» **EXERCISE**
Write out the records word for word, with no pictures.

» **DATA LINES**
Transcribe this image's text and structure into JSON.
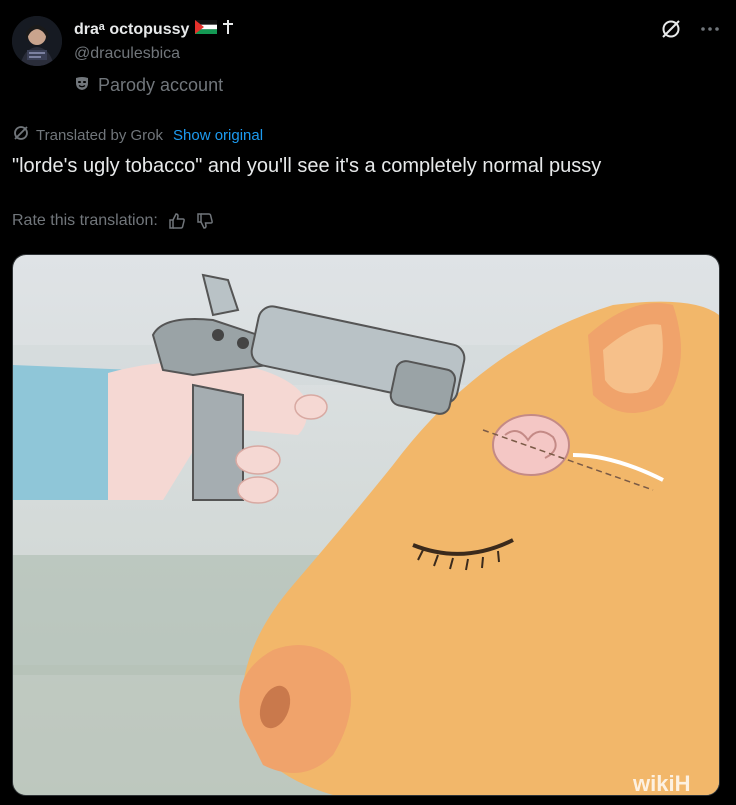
{
  "author": {
    "display_name": "draᵃ octopussy",
    "handle": "@draculesbica",
    "account_label": "Parody account"
  },
  "translation": {
    "translated_by": "Translated by Grok",
    "show_original": "Show original",
    "rate_label": "Rate this translation:"
  },
  "tweet": {
    "text": "\"lorde's ugly tobacco\" and you'll see it's a completely normal pussy"
  },
  "media": {
    "watermark": "wikiH"
  },
  "icons": {
    "grok_icon": "grok-icon",
    "more_icon": "more-icon",
    "parody_mask_icon": "mask-icon",
    "translate_icon": "translate-icon",
    "thumbs_up_icon": "thumbs-up-icon",
    "thumbs_down_icon": "thumbs-down-icon"
  },
  "colors": {
    "background": "#000000",
    "primary_text": "#e7e9ea",
    "secondary_text": "#71767b",
    "link": "#1d9bf0"
  }
}
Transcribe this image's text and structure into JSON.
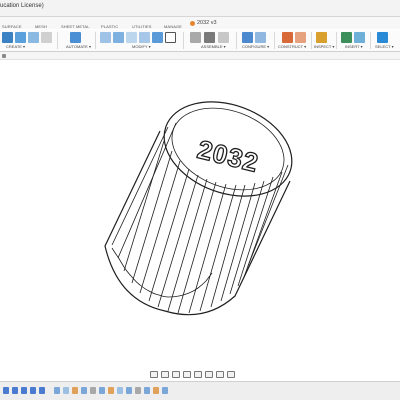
{
  "window": {
    "title": "ucation License)"
  },
  "document_tab": {
    "title": "2032 v3",
    "icon": "fusion-doc-icon",
    "icon_color": "#e8862f"
  },
  "workspace_tabs": [
    "SURFACE",
    "MESH",
    "SHEET METAL",
    "PLASTIC",
    "UTILITIES",
    "MANAGE"
  ],
  "ribbon": {
    "groups": [
      {
        "label": "CREATE ▾",
        "icon_color": "#3b82c4"
      },
      {
        "label": "AUTOMATE ▾",
        "icon_color": "#4a8fd4"
      },
      {
        "label": "MODIFY ▾",
        "icon_color": "#5a9ad8"
      },
      {
        "label": "ASSEMBLE ▾",
        "icon_color": "#7a7a7a"
      },
      {
        "label": "CONFIGURE ▾",
        "icon_color": "#4d89cf"
      },
      {
        "label": "CONSTRUCT ▾",
        "icon_color": "#d86a3a"
      },
      {
        "label": "INSPECT ▾",
        "icon_color": "#d9a02e"
      },
      {
        "label": "INSERT ▾",
        "icon_color": "#3c8f5a"
      },
      {
        "label": "SELECT ▾",
        "icon_color": "#2b8ad6"
      }
    ]
  },
  "model": {
    "emboss_text": "2032",
    "description_icon": "fluted-cylinder-model"
  },
  "navbar": {
    "icons": [
      "orbit-icon",
      "pan-icon",
      "hand-icon",
      "zoom-icon",
      "zoom-window-icon",
      "display-mode-icon",
      "grid-icon",
      "viewports-icon"
    ]
  },
  "timeline": {
    "controls": [
      "go-to-start-icon",
      "previous-step-icon",
      "play-icon",
      "next-step-icon",
      "go-to-end-icon"
    ]
  },
  "colors": {
    "accent": "#2b8ad6",
    "outline": "#1f1f1f"
  }
}
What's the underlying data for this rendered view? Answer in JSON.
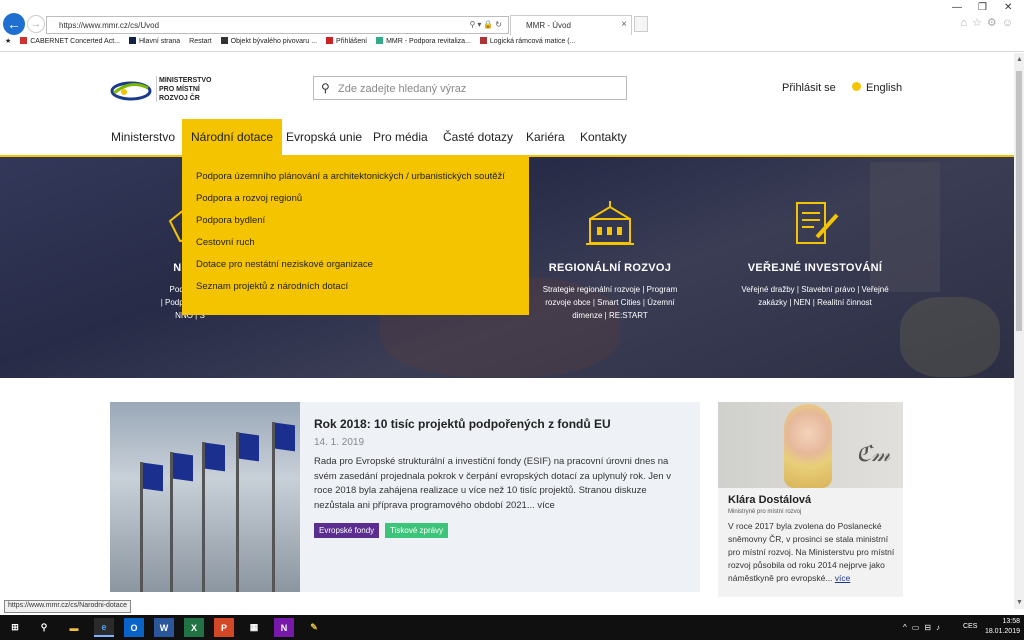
{
  "browser": {
    "url": "https://www.mmr.cz/cs/Uvod",
    "tab_title": "MMR - Úvod",
    "favorites": [
      "CABERNET Concerted Act...",
      "Hlavní strana",
      "Restart",
      "Objekt bývalého pivovaru ...",
      "Přihlášení",
      "MMR - Podpora revitaliza...",
      "Logická rámcová matice (..."
    ],
    "status_url": "https://www.mmr.cz/cs/Narodni-dotace"
  },
  "header": {
    "logo_lines": [
      "MINISTERSTVO",
      "PRO MÍSTNÍ",
      "ROZVOJ ČR"
    ],
    "search_placeholder": "Zde zadejte hledaný výraz",
    "login": "Přihlásit se",
    "language": "English"
  },
  "nav": [
    "Ministerstvo",
    "Národní dotace",
    "Evropská unie",
    "Pro média",
    "Časté dotazy",
    "Kariéra",
    "Kontakty"
  ],
  "dropdown": [
    "Podpora územního plánování a architektonických / urbanistických soutěží",
    "Podpora a rozvoj regionů",
    "Podpora bydlení",
    "Cestovní ruch",
    "Dotace pro nestátní neziskové organizace",
    "Seznam projektů z národních dotací"
  ],
  "hero": {
    "col1": {
      "heading": "NÁRO",
      "lines": [
        "Podpora by",
        "| Podpora a rozv",
        "NNO | S"
      ]
    },
    "col2": {
      "heading": "REGIONÁLNÍ ROZVOJ",
      "lines": [
        "Strategie regionální rozvoje | Program",
        "rozvoje obce | Smart Cities | Územní",
        "dimenze | RE:START"
      ]
    },
    "col3": {
      "heading": "VEŘEJNÉ INVESTOVÁNÍ",
      "lines": [
        "Veřejné dražby | Stavební právo | Veřejné",
        "zakázky | NEN | Realitní činnost"
      ]
    }
  },
  "news": {
    "title": "Rok 2018: 10 tisíc projektů podpořených z fondů EU",
    "date": "14. 1. 2019",
    "body": "Rada pro Evropské strukturální a investiční fondy (ESIF) na pracovní úrovni dnes na svém zasedání projednala pokrok v čerpání evropských dotací za uplynulý rok. Jen v roce 2018 byla zahájena realizace u více než 10 tisíc projektů. Stranou diskuze nezůstala ani příprava programového období 2021... více",
    "badges": [
      "Evropské fondy",
      "Tiskové zprávy"
    ]
  },
  "minister": {
    "name": "Klára Dostálová",
    "role": "Ministryně pro místní rozvoj",
    "bio": "V roce 2017 byla zvolena do Poslanecké sněmovny ČR, v prosinci se stala ministrní pro místní rozvoj. Na Ministerstvu pro místní rozvoj působila od roku 2014 nejprve jako náměstkyně pro evropské...",
    "more": "více"
  },
  "taskbar": {
    "lang": "CES",
    "time": "13:58",
    "date": "18.01.2019"
  }
}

» **THE COMPLETED TASK**
Transcribe this image's text and structure into JSON.
{
  "author": {
    "display_name": "draᵃ octopussy",
    "handle": "@draculesbica",
    "account_label": "Parody account"
  },
  "translation": {
    "translated_by": "Translated by Grok",
    "show_original": "Show original",
    "rate_label": "Rate this translation:"
  },
  "tweet": {
    "text": "\"lorde's ugly tobacco\" and you'll see it's a completely normal pussy"
  },
  "media": {
    "watermark": "wikiH"
  },
  "icons": {
    "grok_icon": "grok-icon",
    "more_icon": "more-icon",
    "parody_mask_icon": "mask-icon",
    "translate_icon": "translate-icon",
    "thumbs_up_icon": "thumbs-up-icon",
    "thumbs_down_icon": "thumbs-down-icon"
  },
  "colors": {
    "background": "#000000",
    "primary_text": "#e7e9ea",
    "secondary_text": "#71767b",
    "link": "#1d9bf0"
  }
}
Transcribe this image's text and structure into JSON.
{
  "window": {
    "title": "ucation License)"
  },
  "document_tab": {
    "title": "2032 v3",
    "icon": "fusion-doc-icon",
    "icon_color": "#e8862f"
  },
  "workspace_tabs": [
    "SURFACE",
    "MESH",
    "SHEET METAL",
    "PLASTIC",
    "UTILITIES",
    "MANAGE"
  ],
  "ribbon": {
    "groups": [
      {
        "label": "CREATE ▾",
        "icon_color": "#3b82c4"
      },
      {
        "label": "AUTOMATE ▾",
        "icon_color": "#4a8fd4"
      },
      {
        "label": "MODIFY ▾",
        "icon_color": "#5a9ad8"
      },
      {
        "label": "ASSEMBLE ▾",
        "icon_color": "#7a7a7a"
      },
      {
        "label": "CONFIGURE ▾",
        "icon_color": "#4d89cf"
      },
      {
        "label": "CONSTRUCT ▾",
        "icon_color": "#d86a3a"
      },
      {
        "label": "INSPECT ▾",
        "icon_color": "#d9a02e"
      },
      {
        "label": "INSERT ▾",
        "icon_color": "#3c8f5a"
      },
      {
        "label": "SELECT ▾",
        "icon_color": "#2b8ad6"
      }
    ]
  },
  "model": {
    "emboss_text": "2032",
    "description_icon": "fluted-cylinder-model"
  },
  "navbar": {
    "icons": [
      "orbit-icon",
      "pan-icon",
      "hand-icon",
      "zoom-icon",
      "zoom-window-icon",
      "display-mode-icon",
      "grid-icon",
      "viewports-icon"
    ]
  },
  "timeline": {
    "controls": [
      "go-to-start-icon",
      "previous-step-icon",
      "play-icon",
      "next-step-icon",
      "go-to-end-icon"
    ]
  },
  "colors": {
    "accent": "#2b8ad6",
    "outline": "#1f1f1f"
  }
}
What's the underlying data for this rendered view? Answer in JSON.
{
  "browser": {
    "url": "https://www.mmr.cz/cs/Uvod",
    "tab_title": "MMR - Úvod",
    "favorites": [
      "CABERNET Concerted Act...",
      "Hlavní strana",
      "Restart",
      "Objekt bývalého pivovaru ...",
      "Přihlášení",
      "MMR - Podpora revitaliza...",
      "Logická rámcová matice (..."
    ],
    "status_url": "https://www.mmr.cz/cs/Narodni-dotace"
  },
  "header": {
    "logo_lines": [
      "MINISTERSTVO",
      "PRO MÍSTNÍ",
      "ROZVOJ ČR"
    ],
    "search_placeholder": "Zde zadejte hledaný výraz",
    "login": "Přihlásit se",
    "language": "English"
  },
  "nav": [
    "Ministerstvo",
    "Národní dotace",
    "Evropská unie",
    "Pro média",
    "Časté dotazy",
    "Kariéra",
    "Kontakty"
  ],
  "dropdown": [
    "Podpora územního plánování a architektonických / urbanistických soutěží",
    "Podpora a rozvoj regionů",
    "Podpora bydlení",
    "Cestovní ruch",
    "Dotace pro nestátní neziskové organizace",
    "Seznam projektů z národních dotací"
  ],
  "hero": {
    "col1": {
      "heading": "NÁRO",
      "lines": [
        "Podpora by",
        "| Podpora a rozv",
        "NNO | S"
      ]
    },
    "col2": {
      "heading": "REGIONÁLNÍ ROZVOJ",
      "lines": [
        "Strategie regionální rozvoje | Program",
        "rozvoje obce | Smart Cities | Územní",
        "dimenze | RE:START"
      ]
    },
    "col3": {
      "heading": "VEŘEJNÉ INVESTOVÁNÍ",
      "lines": [
        "Veřejné dražby | Stavební právo | Veřejné",
        "zakázky | NEN | Realitní činnost"
      ]
    }
  },
  "news": {
    "title": "Rok 2018: 10 tisíc projektů podpořených z fondů EU",
    "date": "14. 1. 2019",
    "body": "Rada pro Evropské strukturální a investiční fondy (ESIF) na pracovní úrovni dnes na svém zasedání projednala pokrok v čerpání evropských dotací za uplynulý rok. Jen v roce 2018 byla zahájena realizace u více než 10 tisíc projektů. Stranou diskuze nezůstala ani příprava programového období 2021... více",
    "badges": [
      "Evropské fondy",
      "Tiskové zprávy"
    ]
  },
  "minister": {
    "name": "Klára Dostálová",
    "role": "Ministryně pro místní rozvoj",
    "bio": "V roce 2017 byla zvolena do Poslanecké sněmovny ČR, v prosinci se stala ministrní pro místní rozvoj. Na Ministerstvu pro místní rozvoj působila od roku 2014 nejprve jako náměstkyně pro evropské...",
    "more": "více"
  },
  "taskbar": {
    "lang": "CES",
    "time": "13:58",
    "date": "18.01.2019"
  }
}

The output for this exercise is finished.